*OBJECTIF DE L'EXERCICE*:
Recopiez mot pour mot, dans le texte sur la Sécurité sociale, le passage allant de « En 2017, le » jusqu'à « première depuis 2001. ».

*EXTRAIT DU TEXTE*:

À quelques mois de l’élection présidentielle, le gouvernement promet de « sauver la Sécu » et ramener le solde du régime général quasiment à l’équilibre pour l’année 2017. Cet équilibre pourrait être cependant atteint au prix d’économies renforcées dans le secteur de la santé.

Des objectifs ambitieux

En 2017, le régime général « qui affichait 17,4 milliards de déficit en 2011 sera à 400 millions de l'équilibre », a déclaré Marisol Touraine. Selon la ministre, « le trou de la sécu aura disparu ».  D’un point de vue comptable, le déficit global de la Sécurité Sociale devrait effectivement baisser à la fin du quinquennat de François Hollande.

Toutefois, le « trou de la sécu » ne disparaîtra pas pour autant. En effet, la dette reste colossale, représentant fin 2015 près de 156,4 milliards d’euros. Lors de la présentation du projet de loi de financement de la Sécurité Sociale, la ministre a souligné que deux branches seraient excédentaires à savoir les accidents du travail et les retraites. La branche famille serait à l’équilibre et l’Assurance maladie en déficit de 2,6 milliards d’euros. Ce serait une première depuis 2001.

Des efforts plus importants demandés aux hôpitaux

Pour financer la hausse promise, le gouvernement a concentré ses mesures sur la branche maladie. Celle-ci devra réaliser près de 4 milliards d’euros d’économies, mais en continuant d’appliquer les revalorisations dans la fonction publique hospitalière et chez les médecins libéraux. Les principales économies seront réalisées sur les médicaments, dont les prix seront « mieux contrôlés ».

Le Fonds de solidarité vieillesse (FSV), qui est pourtant une composante de taille de la Sécurité Sociale, a par ailleurs été oublié par Marisol Touraine. Son déficit est prévu à 3,8 milliards d’euros. Avec le « trou » global de la Sécu, il atteindrait 4,2 milliards d’euros contre 7,2 en 2016. La Sécurité Sociale n’aurait donc pas atteint l’équilibre.

[Enregistrements de données stockées]
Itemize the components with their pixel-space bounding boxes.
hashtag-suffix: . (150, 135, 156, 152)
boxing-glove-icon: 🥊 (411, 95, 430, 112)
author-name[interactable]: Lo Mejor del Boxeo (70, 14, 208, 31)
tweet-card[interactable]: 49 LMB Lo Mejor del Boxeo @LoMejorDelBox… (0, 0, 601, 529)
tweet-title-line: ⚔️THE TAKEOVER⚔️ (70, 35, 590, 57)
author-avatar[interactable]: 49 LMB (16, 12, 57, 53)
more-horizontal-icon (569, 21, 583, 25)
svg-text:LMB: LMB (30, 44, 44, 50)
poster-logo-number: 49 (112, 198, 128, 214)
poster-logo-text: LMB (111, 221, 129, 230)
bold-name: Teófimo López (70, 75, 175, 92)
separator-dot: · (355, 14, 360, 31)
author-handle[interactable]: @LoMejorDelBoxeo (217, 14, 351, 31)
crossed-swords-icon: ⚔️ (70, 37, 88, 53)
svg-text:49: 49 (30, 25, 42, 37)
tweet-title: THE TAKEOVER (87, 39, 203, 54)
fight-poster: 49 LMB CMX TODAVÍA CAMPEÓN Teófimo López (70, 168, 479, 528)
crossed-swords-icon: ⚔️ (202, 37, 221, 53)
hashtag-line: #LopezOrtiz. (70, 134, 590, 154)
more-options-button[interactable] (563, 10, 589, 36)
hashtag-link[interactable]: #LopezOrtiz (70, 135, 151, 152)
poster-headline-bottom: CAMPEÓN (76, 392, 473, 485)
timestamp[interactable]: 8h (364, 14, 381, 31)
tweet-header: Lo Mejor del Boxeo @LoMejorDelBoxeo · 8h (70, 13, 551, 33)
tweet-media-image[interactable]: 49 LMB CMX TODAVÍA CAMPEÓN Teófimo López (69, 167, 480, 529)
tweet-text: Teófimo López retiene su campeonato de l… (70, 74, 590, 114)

*RÉPONSE ATTENDUE*:
En 2017, le régime général « qui affichait 17,4 milliards de déficit en 2011 sera à 400 millions de l'équilibre », a déclaré Marisol Touraine. Selon la ministre, « le trou de la sécu aura disparu ».  D’un point de vue comptable, le déficit global de la Sécurité Sociale devrait effectivement baisser à la fin du quinquennat de François Hollande.

Toutefois, le « trou de la sécu » ne disparaîtra pas pour autant. En effet, la dette reste colossale, représentant fin 2015 près de 156,4 milliards d’euros. Lors de la présentation du projet de loi de financement de la Sécurité Sociale, la ministre a souligné que deux branches seraient excédentaires à savoir les accidents du travail et les retraites. La branche famille serait à l’équilibre et l’Assurance maladie en déficit de 2,6 milliards d’euros. Ce serait une première depuis 2001.